* _The records_:
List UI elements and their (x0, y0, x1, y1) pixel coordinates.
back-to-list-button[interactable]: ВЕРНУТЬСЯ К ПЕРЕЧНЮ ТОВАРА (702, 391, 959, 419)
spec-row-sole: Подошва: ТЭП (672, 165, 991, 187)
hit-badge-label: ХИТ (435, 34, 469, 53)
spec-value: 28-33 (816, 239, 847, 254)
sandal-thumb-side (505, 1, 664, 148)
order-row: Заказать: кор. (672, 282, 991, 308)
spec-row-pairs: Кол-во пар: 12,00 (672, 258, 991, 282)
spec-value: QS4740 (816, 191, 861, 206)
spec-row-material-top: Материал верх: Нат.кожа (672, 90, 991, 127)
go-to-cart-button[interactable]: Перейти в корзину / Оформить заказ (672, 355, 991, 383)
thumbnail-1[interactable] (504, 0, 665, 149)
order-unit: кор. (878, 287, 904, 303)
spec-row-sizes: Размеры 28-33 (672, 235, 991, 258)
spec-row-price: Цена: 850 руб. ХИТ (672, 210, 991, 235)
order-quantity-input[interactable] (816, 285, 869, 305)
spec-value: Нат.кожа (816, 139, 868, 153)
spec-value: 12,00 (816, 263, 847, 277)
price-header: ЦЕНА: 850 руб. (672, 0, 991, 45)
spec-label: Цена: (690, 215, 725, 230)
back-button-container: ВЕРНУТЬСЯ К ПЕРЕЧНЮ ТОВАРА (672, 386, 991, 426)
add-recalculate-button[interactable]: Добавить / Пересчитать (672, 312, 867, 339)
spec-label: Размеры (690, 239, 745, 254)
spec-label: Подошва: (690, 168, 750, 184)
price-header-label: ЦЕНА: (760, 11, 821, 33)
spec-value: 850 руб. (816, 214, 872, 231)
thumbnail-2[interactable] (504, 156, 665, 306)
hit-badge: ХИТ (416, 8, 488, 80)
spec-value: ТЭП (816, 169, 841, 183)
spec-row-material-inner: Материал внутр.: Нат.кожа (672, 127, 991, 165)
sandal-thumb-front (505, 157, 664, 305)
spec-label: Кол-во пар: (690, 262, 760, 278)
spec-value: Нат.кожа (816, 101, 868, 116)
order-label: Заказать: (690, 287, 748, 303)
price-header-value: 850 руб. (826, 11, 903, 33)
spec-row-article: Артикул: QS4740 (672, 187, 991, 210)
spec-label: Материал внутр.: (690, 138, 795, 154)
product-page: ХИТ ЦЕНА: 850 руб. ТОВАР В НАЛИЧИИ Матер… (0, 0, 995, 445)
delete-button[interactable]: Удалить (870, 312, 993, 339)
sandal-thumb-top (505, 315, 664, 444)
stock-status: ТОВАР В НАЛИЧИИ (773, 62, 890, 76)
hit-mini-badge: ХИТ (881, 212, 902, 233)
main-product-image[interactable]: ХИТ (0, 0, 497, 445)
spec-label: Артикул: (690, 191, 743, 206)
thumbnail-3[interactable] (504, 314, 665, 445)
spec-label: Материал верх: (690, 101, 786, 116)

* _Written instruction_:
Reproduce verbatim every line from the first line through the line that contains "spec-label: Подошва: (690, 168, 750, 184)", including both.

* _Final result_:
List UI elements and their (x0, y0, x1, y1) pixel coordinates.
back-to-list-button[interactable]: ВЕРНУТЬСЯ К ПЕРЕЧНЮ ТОВАРА (702, 391, 959, 419)
spec-row-sole: Подошва: ТЭП (672, 165, 991, 187)
hit-badge-label: ХИТ (435, 34, 469, 53)
spec-value: 28-33 (816, 239, 847, 254)
sandal-thumb-side (505, 1, 664, 148)
order-row: Заказать: кор. (672, 282, 991, 308)
spec-row-pairs: Кол-во пар: 12,00 (672, 258, 991, 282)
spec-value: QS4740 (816, 191, 861, 206)
spec-row-material-top: Материал верх: Нат.кожа (672, 90, 991, 127)
go-to-cart-button[interactable]: Перейти в корзину / Оформить заказ (672, 355, 991, 383)
thumbnail-1[interactable] (504, 0, 665, 149)
order-unit: кор. (878, 287, 904, 303)
spec-row-sizes: Размеры 28-33 (672, 235, 991, 258)
spec-row-price: Цена: 850 руб. ХИТ (672, 210, 991, 235)
order-quantity-input[interactable] (816, 285, 869, 305)
spec-value: Нат.кожа (816, 139, 868, 153)
spec-value: 12,00 (816, 263, 847, 277)
price-header: ЦЕНА: 850 руб. (672, 0, 991, 45)
spec-label: Цена: (690, 215, 725, 230)
back-button-container: ВЕРНУТЬСЯ К ПЕРЕЧНЮ ТОВАРА (672, 386, 991, 426)
add-recalculate-button[interactable]: Добавить / Пересчитать (672, 312, 867, 339)
spec-label: Размеры (690, 239, 745, 254)
spec-label: Подошва: (690, 168, 750, 184)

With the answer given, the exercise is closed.